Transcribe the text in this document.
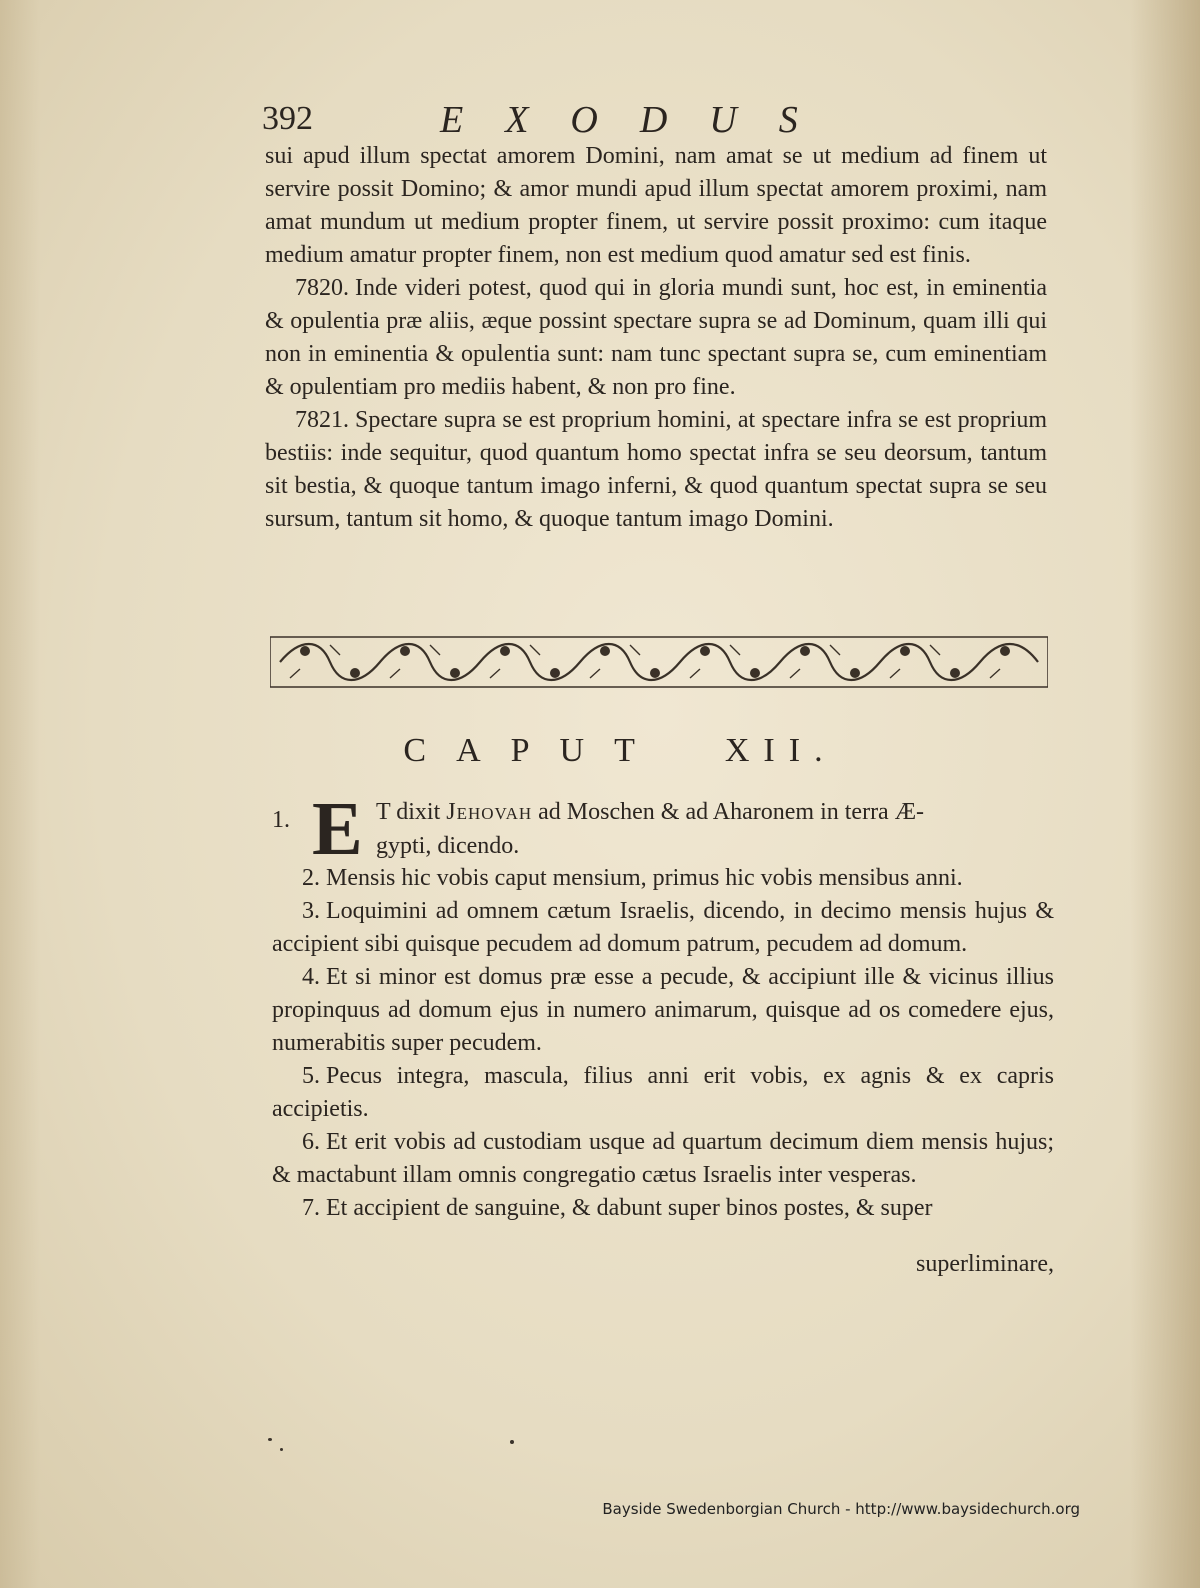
392	EXODUS

sui apud illum spectat amorem Domini, nam amat se ut medium ad finem ut servire possit Domino; & amor mundi apud illum spectat amorem proximi, nam amat mundum ut medium propter finem, ut servire possit proximo: cum itaque medium amatur propter finem, non est medium quod amatur sed est finis.

7820. Inde videri potest, quod qui in gloria mundi sunt, hoc est, in eminentia & opulentia præ aliis, æque possint spectare supra se ad Dominum, quam illi qui non in eminentia & opulentia sunt: nam tunc spectant supra se, cum eminentiam & opulentiam pro mediis habent, & non pro fine.

7821. Spectare supra se est proprium homini, at spectare infra se est proprium bestiis: inde sequitur, quod quantum homo spectat infra se seu deorsum, tantum sit bestia, & quoque tantum imago inferni, & quod quantum spectat supra se seu sursum, tantum sit homo, & quoque tantum imago Domini.

CAPUT XII.
1. E T dixit Jehovah ad Moschen & ad Aharonem in terra Æ-
gypti, dicendo.

2. Mensis hic vobis caput mensium, primus hic vobis mensibus anni.

3. Loquimini ad omnem cætum Israelis, dicendo, in decimo mensis hujus & accipient sibi quisque pecudem ad domum patrum, pecudem ad domum.

4. Et si minor est domus præ esse a pecude, & accipiunt ille & vicinus illius propinquus ad domum ejus in numero animarum, quisque ad os comedere ejus, numerabitis super pecudem.

5. Pecus integra, mascula, filius anni erit vobis, ex agnis & ex capris accipietis.

6. Et erit vobis ad custodiam usque ad quartum decimum diem mensis hujus; & mactabunt illam omnis congregatio cætus Israelis inter vesperas.

7. Et accipient de sanguine, & dabunt super binos postes, & super

superliminare,
Bayside Swedenborgian Church - http://www.baysidechurch.org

++++++++

**SHORT EXERCISE**
Go through the listing above and pull out each line containing the word "mundi".

**ANSWER TO THE EXERCISE**
sui apud illum spectat amorem Domini, nam amat se ut medium ad finem ut servire possit Domino; & amor mundi apud illum spectat amorem proximi, nam amat mundum ut medium propter finem, ut servire possit proximo: cum itaque medium amatur propter finem, non est medium quod amatur sed est finis.
7820. Inde videri potest, quod qui in gloria mundi sunt, hoc est, in eminentia & opulentia præ aliis, æque possint spectare supra se ad Dominum, quam illi qui non in eminentia & opulentia sunt: nam tunc spectant supra se, cum eminentiam & opulentiam pro mediis habent, & non pro fine.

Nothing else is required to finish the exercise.